Extracted records
◆ ◆ ◆ ◆ ◆ ◆ ◆

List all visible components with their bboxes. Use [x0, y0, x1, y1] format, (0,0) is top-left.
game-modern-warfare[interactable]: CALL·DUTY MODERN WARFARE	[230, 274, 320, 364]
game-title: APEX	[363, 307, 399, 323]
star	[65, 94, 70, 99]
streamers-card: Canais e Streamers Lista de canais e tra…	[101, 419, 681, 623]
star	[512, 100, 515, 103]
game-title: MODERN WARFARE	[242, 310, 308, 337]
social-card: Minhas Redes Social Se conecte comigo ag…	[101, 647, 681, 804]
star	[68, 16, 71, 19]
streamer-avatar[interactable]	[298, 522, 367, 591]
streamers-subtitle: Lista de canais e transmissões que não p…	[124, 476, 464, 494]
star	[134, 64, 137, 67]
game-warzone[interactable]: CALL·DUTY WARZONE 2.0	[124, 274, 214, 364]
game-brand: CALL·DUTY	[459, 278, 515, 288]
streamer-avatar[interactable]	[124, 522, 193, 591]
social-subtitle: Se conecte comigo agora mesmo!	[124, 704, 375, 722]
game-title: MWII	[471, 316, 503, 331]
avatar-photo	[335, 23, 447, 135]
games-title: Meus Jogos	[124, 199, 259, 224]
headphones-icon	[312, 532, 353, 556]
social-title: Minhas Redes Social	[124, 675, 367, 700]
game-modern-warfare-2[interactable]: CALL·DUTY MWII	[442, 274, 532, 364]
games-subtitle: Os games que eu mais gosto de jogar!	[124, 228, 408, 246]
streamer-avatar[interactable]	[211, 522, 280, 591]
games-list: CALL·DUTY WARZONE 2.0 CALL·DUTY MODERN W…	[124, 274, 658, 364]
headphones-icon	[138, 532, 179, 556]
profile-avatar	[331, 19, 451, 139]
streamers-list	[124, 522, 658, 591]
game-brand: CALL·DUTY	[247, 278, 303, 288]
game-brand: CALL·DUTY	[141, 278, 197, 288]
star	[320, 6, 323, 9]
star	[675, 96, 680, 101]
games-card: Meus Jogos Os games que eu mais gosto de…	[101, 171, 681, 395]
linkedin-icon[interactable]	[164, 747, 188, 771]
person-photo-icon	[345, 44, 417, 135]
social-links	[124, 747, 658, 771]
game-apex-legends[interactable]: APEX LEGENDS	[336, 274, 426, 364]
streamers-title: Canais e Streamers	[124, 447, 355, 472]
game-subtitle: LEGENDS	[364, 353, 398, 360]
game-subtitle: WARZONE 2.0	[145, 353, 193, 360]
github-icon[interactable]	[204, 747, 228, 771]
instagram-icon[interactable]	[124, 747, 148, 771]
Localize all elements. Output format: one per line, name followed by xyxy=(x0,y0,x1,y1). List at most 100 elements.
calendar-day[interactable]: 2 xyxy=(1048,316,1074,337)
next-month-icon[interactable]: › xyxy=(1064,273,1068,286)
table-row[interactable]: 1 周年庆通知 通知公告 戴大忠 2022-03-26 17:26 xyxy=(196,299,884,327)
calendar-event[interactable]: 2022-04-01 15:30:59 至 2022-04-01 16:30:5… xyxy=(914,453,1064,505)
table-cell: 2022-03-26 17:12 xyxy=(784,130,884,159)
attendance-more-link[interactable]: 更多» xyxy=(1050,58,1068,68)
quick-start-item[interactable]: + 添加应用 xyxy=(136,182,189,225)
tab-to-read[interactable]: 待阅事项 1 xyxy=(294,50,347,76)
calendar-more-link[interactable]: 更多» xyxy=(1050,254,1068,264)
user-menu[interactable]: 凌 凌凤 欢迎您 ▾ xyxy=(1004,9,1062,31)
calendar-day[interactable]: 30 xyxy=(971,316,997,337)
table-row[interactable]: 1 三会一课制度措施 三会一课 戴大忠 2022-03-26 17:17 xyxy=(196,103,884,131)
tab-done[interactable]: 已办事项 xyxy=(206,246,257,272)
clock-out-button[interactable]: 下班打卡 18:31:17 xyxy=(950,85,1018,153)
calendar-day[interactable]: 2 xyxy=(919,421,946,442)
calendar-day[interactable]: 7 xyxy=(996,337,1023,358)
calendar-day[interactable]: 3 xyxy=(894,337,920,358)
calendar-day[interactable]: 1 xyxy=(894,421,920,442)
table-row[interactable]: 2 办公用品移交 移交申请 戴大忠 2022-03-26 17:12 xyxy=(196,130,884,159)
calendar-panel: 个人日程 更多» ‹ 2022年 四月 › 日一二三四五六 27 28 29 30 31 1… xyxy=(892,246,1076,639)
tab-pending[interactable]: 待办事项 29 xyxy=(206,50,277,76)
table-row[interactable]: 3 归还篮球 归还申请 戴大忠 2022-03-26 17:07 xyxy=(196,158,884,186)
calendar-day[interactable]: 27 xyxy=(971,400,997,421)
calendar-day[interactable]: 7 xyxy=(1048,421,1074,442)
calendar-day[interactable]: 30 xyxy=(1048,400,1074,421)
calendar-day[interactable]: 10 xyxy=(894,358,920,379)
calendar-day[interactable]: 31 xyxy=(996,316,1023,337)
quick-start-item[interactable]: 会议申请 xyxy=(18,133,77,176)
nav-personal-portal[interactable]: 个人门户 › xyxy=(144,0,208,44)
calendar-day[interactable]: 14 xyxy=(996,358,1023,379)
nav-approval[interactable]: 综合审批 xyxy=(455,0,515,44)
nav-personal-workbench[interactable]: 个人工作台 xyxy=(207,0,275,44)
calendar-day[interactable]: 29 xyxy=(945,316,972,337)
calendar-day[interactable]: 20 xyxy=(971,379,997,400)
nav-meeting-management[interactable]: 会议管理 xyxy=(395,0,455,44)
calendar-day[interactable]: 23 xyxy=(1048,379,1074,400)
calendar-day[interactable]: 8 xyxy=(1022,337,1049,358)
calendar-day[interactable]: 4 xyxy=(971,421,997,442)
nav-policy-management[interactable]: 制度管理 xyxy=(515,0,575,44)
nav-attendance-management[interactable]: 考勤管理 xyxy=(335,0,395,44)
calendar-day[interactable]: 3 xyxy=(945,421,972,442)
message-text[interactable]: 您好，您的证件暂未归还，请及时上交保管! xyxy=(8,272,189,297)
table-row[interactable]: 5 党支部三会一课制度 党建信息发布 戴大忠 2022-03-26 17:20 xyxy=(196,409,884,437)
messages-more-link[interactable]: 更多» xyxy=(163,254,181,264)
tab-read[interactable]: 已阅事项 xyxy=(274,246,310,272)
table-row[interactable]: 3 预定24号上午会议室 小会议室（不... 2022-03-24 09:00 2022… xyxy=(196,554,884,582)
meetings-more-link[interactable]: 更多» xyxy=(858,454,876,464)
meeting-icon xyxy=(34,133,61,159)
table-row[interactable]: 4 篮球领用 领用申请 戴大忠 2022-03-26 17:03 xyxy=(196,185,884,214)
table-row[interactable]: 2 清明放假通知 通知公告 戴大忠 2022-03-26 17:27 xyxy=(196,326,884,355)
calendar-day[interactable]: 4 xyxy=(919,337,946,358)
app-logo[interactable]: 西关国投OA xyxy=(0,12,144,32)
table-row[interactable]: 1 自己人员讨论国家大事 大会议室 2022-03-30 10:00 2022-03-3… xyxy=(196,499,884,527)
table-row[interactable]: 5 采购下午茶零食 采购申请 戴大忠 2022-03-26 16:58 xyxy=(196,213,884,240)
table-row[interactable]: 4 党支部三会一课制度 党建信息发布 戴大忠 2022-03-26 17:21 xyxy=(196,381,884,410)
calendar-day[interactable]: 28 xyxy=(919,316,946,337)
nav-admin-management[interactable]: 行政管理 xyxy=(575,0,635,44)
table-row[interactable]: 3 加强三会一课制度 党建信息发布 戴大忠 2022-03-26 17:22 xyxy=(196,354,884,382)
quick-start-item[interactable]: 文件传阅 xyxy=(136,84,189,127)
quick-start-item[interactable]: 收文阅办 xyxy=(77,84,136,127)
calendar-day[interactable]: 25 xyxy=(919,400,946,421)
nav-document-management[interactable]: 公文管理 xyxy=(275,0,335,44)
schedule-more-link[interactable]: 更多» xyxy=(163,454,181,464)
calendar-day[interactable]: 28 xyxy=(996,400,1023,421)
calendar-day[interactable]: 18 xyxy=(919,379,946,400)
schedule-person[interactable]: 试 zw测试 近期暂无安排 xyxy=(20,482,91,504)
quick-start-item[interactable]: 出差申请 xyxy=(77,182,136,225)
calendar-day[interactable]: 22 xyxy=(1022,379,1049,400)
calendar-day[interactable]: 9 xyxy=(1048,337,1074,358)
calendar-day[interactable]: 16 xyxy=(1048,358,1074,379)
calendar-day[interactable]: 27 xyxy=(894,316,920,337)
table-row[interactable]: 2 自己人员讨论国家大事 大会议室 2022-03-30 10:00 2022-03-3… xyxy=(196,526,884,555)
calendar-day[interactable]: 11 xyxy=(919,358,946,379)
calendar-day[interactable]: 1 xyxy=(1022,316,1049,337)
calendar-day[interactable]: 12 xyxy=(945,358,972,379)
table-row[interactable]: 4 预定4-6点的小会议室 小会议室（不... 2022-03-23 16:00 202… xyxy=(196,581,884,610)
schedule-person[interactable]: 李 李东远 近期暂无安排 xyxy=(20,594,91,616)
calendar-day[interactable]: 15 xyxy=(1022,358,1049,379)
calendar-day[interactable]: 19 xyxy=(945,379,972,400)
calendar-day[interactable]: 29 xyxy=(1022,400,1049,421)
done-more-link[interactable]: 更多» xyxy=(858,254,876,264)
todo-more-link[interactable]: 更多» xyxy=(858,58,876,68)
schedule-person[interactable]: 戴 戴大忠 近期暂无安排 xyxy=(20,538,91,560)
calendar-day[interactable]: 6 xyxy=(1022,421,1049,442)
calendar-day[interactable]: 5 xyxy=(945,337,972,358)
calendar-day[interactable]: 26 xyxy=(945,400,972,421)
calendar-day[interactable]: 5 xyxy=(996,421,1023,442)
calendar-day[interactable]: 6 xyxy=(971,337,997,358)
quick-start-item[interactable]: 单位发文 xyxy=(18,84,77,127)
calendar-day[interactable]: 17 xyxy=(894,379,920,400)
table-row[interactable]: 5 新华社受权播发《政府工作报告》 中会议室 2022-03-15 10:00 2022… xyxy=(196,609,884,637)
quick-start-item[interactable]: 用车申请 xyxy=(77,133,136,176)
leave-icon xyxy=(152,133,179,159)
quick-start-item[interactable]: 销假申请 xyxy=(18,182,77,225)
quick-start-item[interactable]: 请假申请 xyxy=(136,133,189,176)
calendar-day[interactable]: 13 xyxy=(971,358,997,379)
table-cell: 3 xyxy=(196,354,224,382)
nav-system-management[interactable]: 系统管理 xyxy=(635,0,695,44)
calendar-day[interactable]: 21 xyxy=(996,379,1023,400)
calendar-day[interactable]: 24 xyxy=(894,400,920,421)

◆ ◆ ◆ ◆ ◆ ◆ ◆

* _WHAT TO DO_
Render everything from the first line down to the line containing "274, 426, 364]", both included, as a Markdown table with the columns Row and Line. Leave out any blank lines.

* _OUTPUT FOR THIS TASK_
| Row | Line |
|---|---|
| 1 | List all visible components with their bboxes. Use [x0, y0, x1, y1] format, (0,0) is top-left. |
| 2 | game-modern-warfare[interactable]: CALL·DUTY MODERN WARFARE	[230, 274, 320, 364] |
| 3 | game-title: APEX	[363, 307, 399, 323] |
| 4 | star	[65, 94, 70, 99] |
| 5 | streamers-card: Canais e Streamers Lista de canais e tra…	[101, 419, 681, 623] |
| 6 | star	[512, 100, 515, 103] |
| 7 | game-title: MODERN WARFARE	[242, 310, 308, 337] |
| 8 | social-card: Minhas Redes Social Se conecte comigo ag…	[101, 647, 681, 804] |
| 9 | star	[68, 16, 71, 19] |
| 10 | streamer-avatar[interactable]	[298, 522, 367, 591] |
| 11 | streamers-subtitle: Lista de canais e transmissões que não p…	[124, 476, 464, 494] |
| 12 | star	[134, 64, 137, 67] |
| 13 | game-warzone[interactable]: CALL·DUTY WARZONE 2.0	[124, 274, 214, 364] |
| 14 | game-brand: CALL·DUTY	[459, 278, 515, 288] |
| 15 | streamer-avatar[interactable]	[124, 522, 193, 591] |
| 16 | social-subtitle: Se conecte comigo agora mesmo!	[124, 704, 375, 722] |
| 17 | game-title: MWII	[471, 316, 503, 331] |
| 18 | avatar-photo	[335, 23, 447, 135] |
| 19 | games-title: Meus Jogos	[124, 199, 259, 224] |
| 20 | headphones-icon	[312, 532, 353, 556] |
| 21 | social-title: Minhas Redes Social	[124, 675, 367, 700] |
| 22 | game-modern-warfare-2[interactable]: CALL·DUTY MWII	[442, 274, 532, 364] |
| 23 | games-subtitle: Os games que eu mais gosto de jogar!	[124, 228, 408, 246] |
| 24 | streamer-avatar[interactable]	[211, 522, 280, 591] |
| 25 | games-list: CALL·DUTY WARZONE 2.0 CALL·DUTY MODERN W…	[124, 274, 658, 364] |
| 26 | headphones-icon	[138, 532, 179, 556] |
| 27 | profile-avatar	[331, 19, 451, 139] |
| 28 | streamers-list	[124, 522, 658, 591] |
| 29 | game-brand: CALL·DUTY	[247, 278, 303, 288] |
| 30 | game-brand: CALL·DUTY	[141, 278, 197, 288] |
| 31 | star	[320, 6, 323, 9] |
| 32 | star	[675, 96, 680, 101] |
| 33 | games-card: Meus Jogos Os games que eu mais gosto de…	[101, 171, 681, 395] |
| 34 | linkedin-icon[interactable]	[164, 747, 188, 771] |
| 35 | person-photo-icon	[345, 44, 417, 135] |
| 36 | social-links	[124, 747, 658, 771] |
| 37 | game-apex-legends[interactable]: APEX LEGENDS	[336, 274, 426, 364] |